Return the whole listing, line for line, without the pictures in it.

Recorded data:
^^^^
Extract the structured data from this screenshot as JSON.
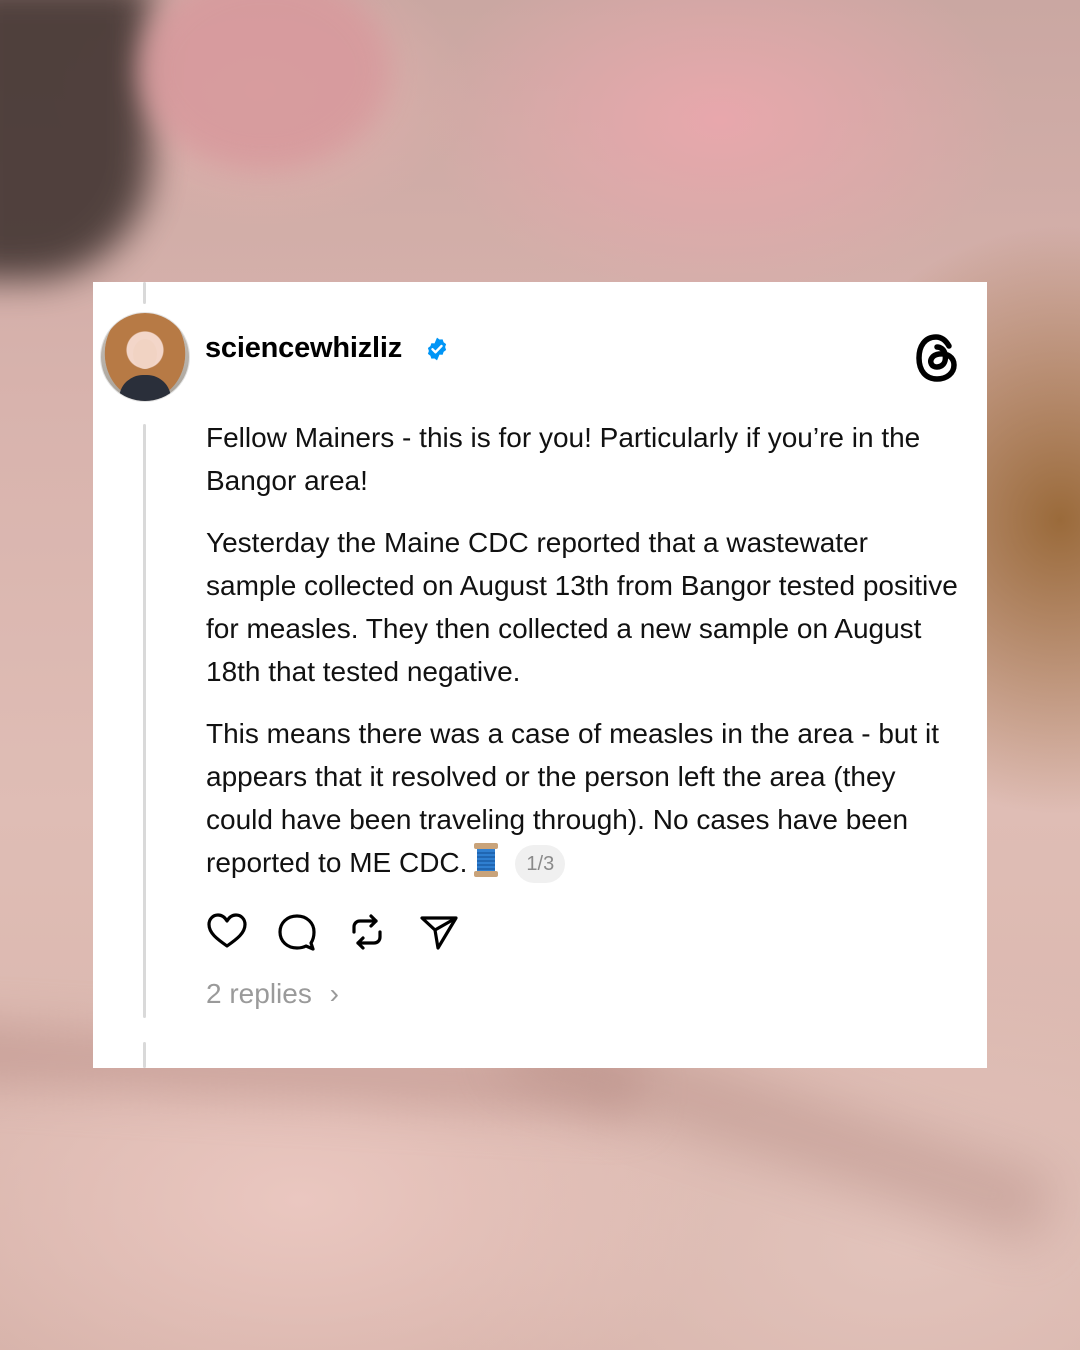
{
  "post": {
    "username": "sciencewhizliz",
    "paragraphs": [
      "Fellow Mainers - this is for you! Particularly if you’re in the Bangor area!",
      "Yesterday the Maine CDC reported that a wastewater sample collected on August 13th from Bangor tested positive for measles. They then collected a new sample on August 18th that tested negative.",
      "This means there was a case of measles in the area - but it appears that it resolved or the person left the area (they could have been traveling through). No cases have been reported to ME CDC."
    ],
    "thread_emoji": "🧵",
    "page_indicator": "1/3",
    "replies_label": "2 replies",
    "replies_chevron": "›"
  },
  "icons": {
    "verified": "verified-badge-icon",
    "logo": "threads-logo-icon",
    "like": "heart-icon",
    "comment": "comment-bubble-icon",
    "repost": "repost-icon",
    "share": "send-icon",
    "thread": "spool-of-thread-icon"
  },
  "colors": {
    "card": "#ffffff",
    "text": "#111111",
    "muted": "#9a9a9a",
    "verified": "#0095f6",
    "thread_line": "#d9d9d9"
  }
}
^^^^
Exercise result:
Extract the structured data from this screenshot as JSON.
{
  "post": {
    "username": "sciencewhizliz",
    "paragraphs": [
      "Fellow Mainers - this is for you! Particularly if you’re in the Bangor area!",
      "Yesterday the Maine CDC reported that a wastewater sample collected on August 13th from Bangor tested positive for measles. They then collected a new sample on August 18th that tested negative.",
      "This means there was a case of measles in the area - but it appears that it resolved or the person left the area (they could have been traveling through). No cases have been reported to ME CDC."
    ],
    "thread_emoji": "🧵",
    "page_indicator": "1/3",
    "replies_label": "2 replies",
    "replies_chevron": "›"
  },
  "icons": {
    "verified": "verified-badge-icon",
    "logo": "threads-logo-icon",
    "like": "heart-icon",
    "comment": "comment-bubble-icon",
    "repost": "repost-icon",
    "share": "send-icon",
    "thread": "spool-of-thread-icon"
  },
  "colors": {
    "card": "#ffffff",
    "text": "#111111",
    "muted": "#9a9a9a",
    "verified": "#0095f6",
    "thread_line": "#d9d9d9"
  }
}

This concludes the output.